STATED EXERCISE
Extract every record, exactly as written, and ignore the pictures.

+++

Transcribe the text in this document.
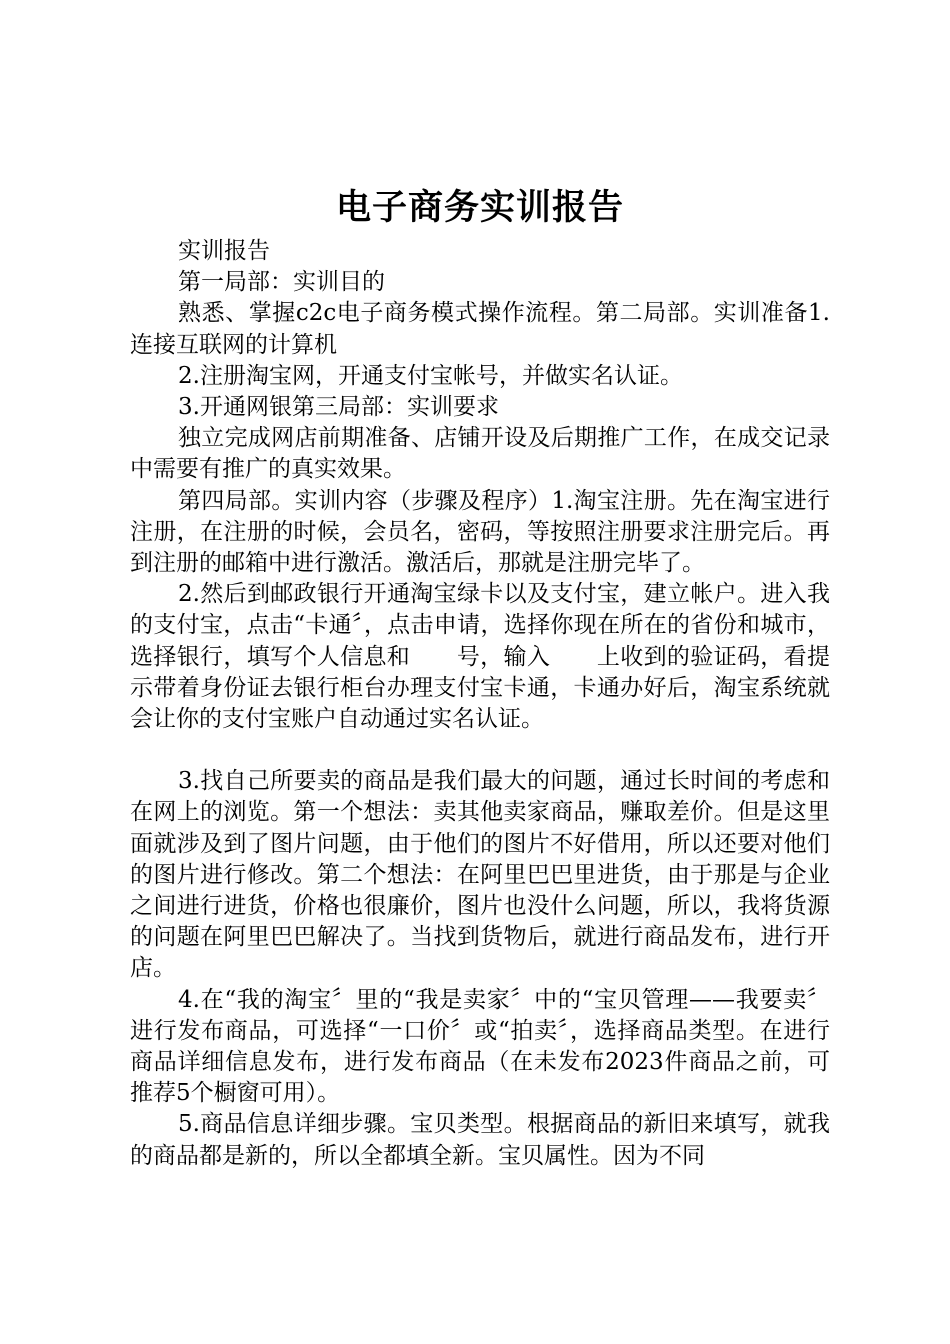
电子商务实训报告

实训报告

第一局部：实训目的

熟悉、掌握c2c电子商务模式操作流程。第二局部。实训准备1.连接互联网的计算机

2.注册淘宝网，开通支付宝帐号，并做实名认证。

3.开通网银第三局部：实训要求

独立完成网店前期准备、店铺开设及后期推广工作，在成交记录中需要有推广的真实效果。

第四局部。实训内容（步骤及程序）1.淘宝注册。先在淘宝进行注册，在注册的时候，会员名，密码，等按照注册要求注册完后。再到注册的邮箱中进行激活。激活后，那就是注册完毕了。

2.然后到邮政银行开通淘宝绿卡以及支付宝，建立帐户。进入我的支付宝，点击“卡通〞，点击申请，选择你现在所在的省份和城市，选择银行，填写个人信息和　　号，输入　　上收到的验证码，看提示带着身份证去银行柜台办理支付宝卡通，卡通办好后，淘宝系统就会让你的支付宝账户自动通过实名认证。

3.找自己所要卖的商品是我们最大的问题，通过长时间的考虑和在网上的浏览。第一个想法：卖其他卖家商品，赚取差价。但是这里面就涉及到了图片问题，由于他们的图片不好借用，所以还要对他们的图片进行修改。第二个想法：在阿里巴巴里进货，由于那是与企业之间进行进货，价格也很廉价，图片也没什么问题，所以，我将货源的问题在阿里巴巴解决了。当找到货物后，就进行商品发布，进行开店。

4.在“我的淘宝〞里的“我是卖家〞中的“宝贝管理——我要卖〞进行发布商品，可选择“一口价〞或“拍卖〞，选择商品类型。在进行商品详细信息发布，进行发布商品（在未发布2023件商品之前，可推荐5个橱窗可用）。

5.商品信息详细步骤。宝贝类型。根据商品的新旧来填写，就我的商品都是新的，所以全都填全新。宝贝属性。因为不同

+++

THE OUTPUT
Transcribe the text in this document.
电子商务实训报告

实训报告

第一局部：实训目的

熟悉、掌握c2c电子商务模式操作流程。第二局部。实训准备1.连接互联网的计算机

2.注册淘宝网，开通支付宝帐号，并做实名认证。

3.开通网银第三局部：实训要求

独立完成网店前期准备、店铺开设及后期推广工作，在成交记录中需要有推广的真实效果。

第四局部。实训内容（步骤及程序）1.淘宝注册。先在淘宝进行注册，在注册的时候，会员名，密码，等按照注册要求注册完后。再到注册的邮箱中进行激活。激活后，那就是注册完毕了。

2.然后到邮政银行开通淘宝绿卡以及支付宝，建立帐户。进入我的支付宝，点击“卡通〞，点击申请，选择你现在所在的省份和城市，选择银行，填写个人信息和　　号，输入　　上收到的验证码，看提示带着身份证去银行柜台办理支付宝卡通，卡通办好后，淘宝系统就会让你的支付宝账户自动通过实名认证。

3.找自己所要卖的商品是我们最大的问题，通过长时间的考虑和在网上的浏览。第一个想法：卖其他卖家商品，赚取差价。但是这里面就涉及到了图片问题，由于他们的图片不好借用，所以还要对他们的图片进行修改。第二个想法：在阿里巴巴里进货，由于那是与企业之间进行进货，价格也很廉价，图片也没什么问题，所以，我将货源的问题在阿里巴巴解决了。当找到货物后，就进行商品发布，进行开店。

4.在“我的淘宝〞里的“我是卖家〞中的“宝贝管理——我要卖〞进行发布商品，可选择“一口价〞或“拍卖〞，选择商品类型。在进行商品详细信息发布，进行发布商品（在未发布2023件商品之前，可推荐5个橱窗可用）。

5.商品信息详细步骤。宝贝类型。根据商品的新旧来填写，就我的商品都是新的，所以全都填全新。宝贝属性。因为不同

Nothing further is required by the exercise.